Items from a figure collection
....

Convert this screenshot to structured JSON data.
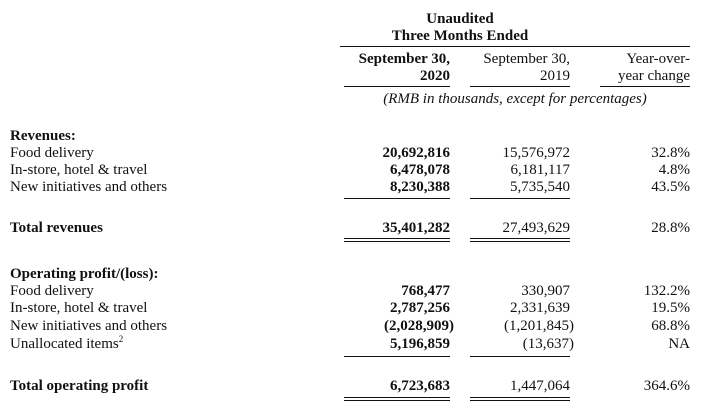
{
  "header": {
    "unaudited": "Unaudited",
    "period": "Three Months Ended",
    "col1_line1": "September 30,",
    "col1_line2": "2020",
    "col2_line1": "September 30,",
    "col2_line2": "2019",
    "col3_line1": "Year-over-",
    "col3_line2": "year change",
    "units": "(RMB in thousands, except for percentages)"
  },
  "revenues": {
    "heading": "Revenues:",
    "rows": [
      {
        "label": "Food delivery",
        "v2020": "20,692,816",
        "v2019": "15,576,972",
        "change": "32.8%"
      },
      {
        "label": "In-store, hotel & travel",
        "v2020": "6,478,078",
        "v2019": "6,181,117",
        "change": "4.8%"
      },
      {
        "label": "New initiatives and others",
        "v2020": "8,230,388",
        "v2019": "5,735,540",
        "change": "43.5%"
      }
    ]
  },
  "total_revenues": {
    "label": "Total revenues",
    "v2020": "35,401,282",
    "v2019": "27,493,629",
    "change": "28.8%"
  },
  "operating": {
    "heading": "Operating profit/(loss):",
    "rows": [
      {
        "label": "Food delivery",
        "v2020": "768,477",
        "v2019": "330,907",
        "change": "132.2%"
      },
      {
        "label": "In-store, hotel & travel",
        "v2020": "2,787,256",
        "v2019": "2,331,639",
        "change": "19.5%"
      },
      {
        "label": "New initiatives and others",
        "v2020": "(2,028,909)",
        "v2019": "(1,201,845)",
        "change": "68.8%"
      },
      {
        "label": "Unallocated items",
        "footnote": "2",
        "v2020": "5,196,859",
        "v2019": "(13,637)",
        "change": "NA"
      }
    ]
  },
  "total_operating": {
    "label": "Total operating profit",
    "v2020": "6,723,683",
    "v2019": "1,447,064",
    "change": "364.6%"
  }
}
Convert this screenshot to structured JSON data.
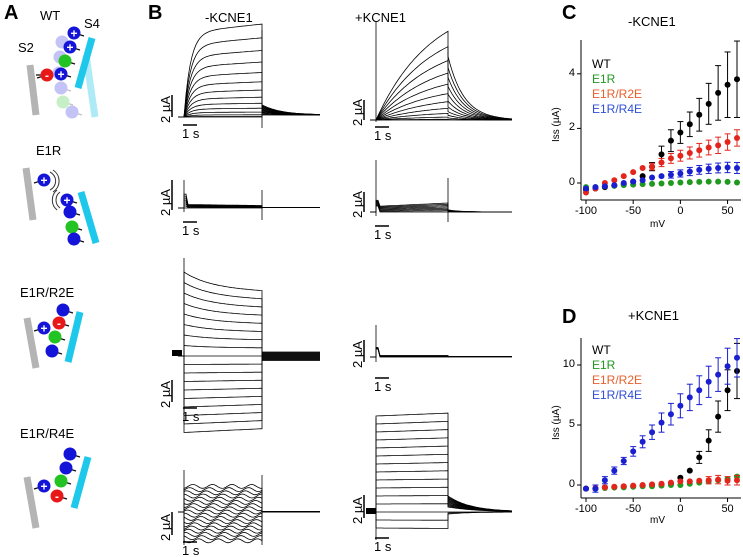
{
  "panels": {
    "A": {
      "letter": "A",
      "wt": "WT",
      "s4": "S4",
      "s2": "S2",
      "e1r": "E1R",
      "e1r_r2e": "E1R/R2E",
      "e1r_r4e": "E1R/R4E",
      "plus": "+",
      "minus": "-"
    },
    "B": {
      "letter": "B",
      "col1": "-KCNE1",
      "col2": "+KCNE1",
      "scale_current": "2 µA",
      "scale_time": "1 s"
    },
    "C": {
      "letter": "C"
    },
    "D": {
      "letter": "D"
    }
  },
  "colors": {
    "WT": "#000000",
    "E1R": "#1f9a1f",
    "E1R/R2E": "#e3261c",
    "E1R/R4E": "#1a1fd0",
    "E1R/R2E_legend": "#e8602c",
    "E1R/R4E_legend": "#2f4fd8",
    "S4": "#1ec8ea",
    "S2": "#b4b4b4"
  },
  "chart_data": [
    {
      "type": "scatter",
      "title": "-KCNE1",
      "xlabel": "mV",
      "ylabel": "Iss (µA)",
      "xlim": [
        -100,
        60
      ],
      "ylim": [
        -0.6,
        5.2
      ],
      "xticks": [
        -100,
        -50,
        0,
        50
      ],
      "yticks": [
        0,
        2,
        4
      ],
      "legend": "top-left",
      "x": [
        -100,
        -90,
        -80,
        -70,
        -60,
        -50,
        -40,
        -30,
        -20,
        -10,
        0,
        10,
        20,
        30,
        40,
        50,
        60
      ],
      "series": [
        {
          "name": "WT",
          "values": [
            -0.25,
            -0.2,
            -0.15,
            -0.1,
            -0.05,
            0.05,
            0.25,
            0.6,
            1.05,
            1.55,
            1.85,
            2.15,
            2.5,
            2.9,
            3.3,
            3.6,
            3.8
          ],
          "errors": [
            0.05,
            0.05,
            0.05,
            0.05,
            0.05,
            0.05,
            0.08,
            0.15,
            0.3,
            0.4,
            0.4,
            0.45,
            0.6,
            0.75,
            1.0,
            1.2,
            1.4
          ]
        },
        {
          "name": "E1R",
          "values": [
            -0.15,
            -0.15,
            -0.12,
            -0.1,
            -0.08,
            -0.06,
            -0.04,
            -0.03,
            -0.02,
            0,
            0.02,
            0.03,
            0.04,
            0.05,
            0.05,
            0.04,
            0.02
          ],
          "errors": [
            0.03,
            0.03,
            0.03,
            0.03,
            0.03,
            0.03,
            0.03,
            0.03,
            0.03,
            0.03,
            0.03,
            0.03,
            0.03,
            0.03,
            0.03,
            0.03,
            0.03
          ]
        },
        {
          "name": "E1R/R2E",
          "values": [
            -0.35,
            -0.2,
            0,
            0.1,
            0.25,
            0.4,
            0.55,
            0.6,
            0.75,
            0.9,
            1.0,
            1.1,
            1.2,
            1.3,
            1.38,
            1.5,
            1.65
          ],
          "errors": [
            0.05,
            0.05,
            0.05,
            0.05,
            0.06,
            0.08,
            0.1,
            0.12,
            0.15,
            0.18,
            0.2,
            0.22,
            0.25,
            0.27,
            0.3,
            0.3,
            0.3
          ]
        },
        {
          "name": "E1R/R4E",
          "values": [
            -0.2,
            -0.15,
            -0.12,
            -0.08,
            0,
            0.05,
            0.1,
            0.2,
            0.25,
            0.3,
            0.35,
            0.42,
            0.48,
            0.52,
            0.55,
            0.57,
            0.55
          ],
          "errors": [
            0.04,
            0.04,
            0.04,
            0.04,
            0.05,
            0.06,
            0.07,
            0.08,
            0.1,
            0.12,
            0.13,
            0.15,
            0.16,
            0.17,
            0.18,
            0.19,
            0.2
          ]
        }
      ]
    },
    {
      "type": "scatter",
      "title": "+KCNE1",
      "xlabel": "mV",
      "ylabel": "Iss (µA)",
      "xlim": [
        -100,
        60
      ],
      "ylim": [
        -1.1,
        12.2
      ],
      "xticks": [
        -100,
        -50,
        0,
        50
      ],
      "yticks": [
        0,
        5,
        10
      ],
      "legend": "top-left",
      "x": [
        -100,
        -90,
        -80,
        -70,
        -60,
        -50,
        -40,
        -30,
        -20,
        -10,
        0,
        10,
        20,
        30,
        40,
        50,
        60
      ],
      "series": [
        {
          "name": "WT",
          "values": [
            -0.3,
            -0.3,
            -0.2,
            -0.2,
            -0.15,
            -0.1,
            -0.05,
            0,
            0.05,
            0.1,
            0.6,
            1.2,
            2.3,
            3.7,
            5.7,
            7.9,
            9.5
          ],
          "errors": [
            0.1,
            0.1,
            0.1,
            0.1,
            0.1,
            0.1,
            0.1,
            0.1,
            0.1,
            0.1,
            0.15,
            0.25,
            0.5,
            0.9,
            1.3,
            1.7,
            2.3
          ]
        },
        {
          "name": "E1R",
          "values": [
            -0.3,
            -0.3,
            -0.25,
            -0.2,
            -0.2,
            -0.15,
            -0.1,
            -0.1,
            -0.05,
            0,
            0,
            0.1,
            0.2,
            0.3,
            0.4,
            0.5,
            0.7
          ],
          "errors": [
            0.1,
            0.1,
            0.1,
            0.1,
            0.1,
            0.1,
            0.1,
            0.1,
            0.1,
            0.1,
            0.1,
            0.1,
            0.1,
            0.15,
            0.2,
            0.2,
            0.2
          ]
        },
        {
          "name": "E1R/R2E",
          "values": [
            -0.3,
            -0.25,
            -0.2,
            -0.15,
            -0.1,
            -0.05,
            0,
            0.05,
            0.1,
            0.2,
            0.3,
            0.3,
            0.35,
            0.4,
            0.45,
            0.35,
            0.4
          ],
          "errors": [
            0.1,
            0.1,
            0.1,
            0.1,
            0.1,
            0.1,
            0.1,
            0.1,
            0.15,
            0.15,
            0.2,
            0.2,
            0.25,
            0.3,
            0.35,
            0.35,
            0.4
          ]
        },
        {
          "name": "E1R/R4E",
          "values": [
            -0.3,
            -0.3,
            0.4,
            1.2,
            2.0,
            2.8,
            3.6,
            4.4,
            5.2,
            5.9,
            6.6,
            7.3,
            7.9,
            8.6,
            9.2,
            9.9,
            10.6
          ],
          "errors": [
            0.2,
            0.3,
            0.3,
            0.3,
            0.3,
            0.4,
            0.5,
            0.6,
            0.8,
            0.9,
            1.0,
            1.1,
            1.2,
            1.3,
            1.4,
            1.5,
            1.6
          ]
        }
      ]
    }
  ]
}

....

**GIVEN TASK**
Find the string "September" in the records, then copy each line where it occurs.

**TASK ANSWER**
    "col1_line1": "September 30,",
    "col2_line1": "September 30,",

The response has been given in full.